GOAL.
Return every line below in which "NORMAL" appears.

## begin DATA SHOWN

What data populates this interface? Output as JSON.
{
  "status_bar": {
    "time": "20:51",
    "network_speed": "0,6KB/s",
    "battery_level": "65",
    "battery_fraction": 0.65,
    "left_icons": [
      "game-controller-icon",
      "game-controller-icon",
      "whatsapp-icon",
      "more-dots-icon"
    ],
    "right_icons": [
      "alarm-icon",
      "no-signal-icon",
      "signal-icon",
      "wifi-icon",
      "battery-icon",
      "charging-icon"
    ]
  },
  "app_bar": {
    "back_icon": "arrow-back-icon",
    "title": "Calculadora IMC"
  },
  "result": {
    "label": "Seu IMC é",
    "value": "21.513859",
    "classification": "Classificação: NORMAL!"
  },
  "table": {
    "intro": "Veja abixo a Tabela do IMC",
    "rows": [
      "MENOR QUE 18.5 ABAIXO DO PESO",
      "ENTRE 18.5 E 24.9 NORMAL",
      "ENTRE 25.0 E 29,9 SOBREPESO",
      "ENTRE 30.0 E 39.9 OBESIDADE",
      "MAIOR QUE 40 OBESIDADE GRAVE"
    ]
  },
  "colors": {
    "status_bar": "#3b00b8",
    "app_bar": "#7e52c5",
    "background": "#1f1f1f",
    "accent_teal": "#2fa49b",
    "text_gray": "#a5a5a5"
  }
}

## end DATA SHOWN

RESPONSE FOR THIS EXERCISE.
    "classification": "Classificação: NORMAL!"
      "ENTRE 18.5 E 24.9 NORMAL",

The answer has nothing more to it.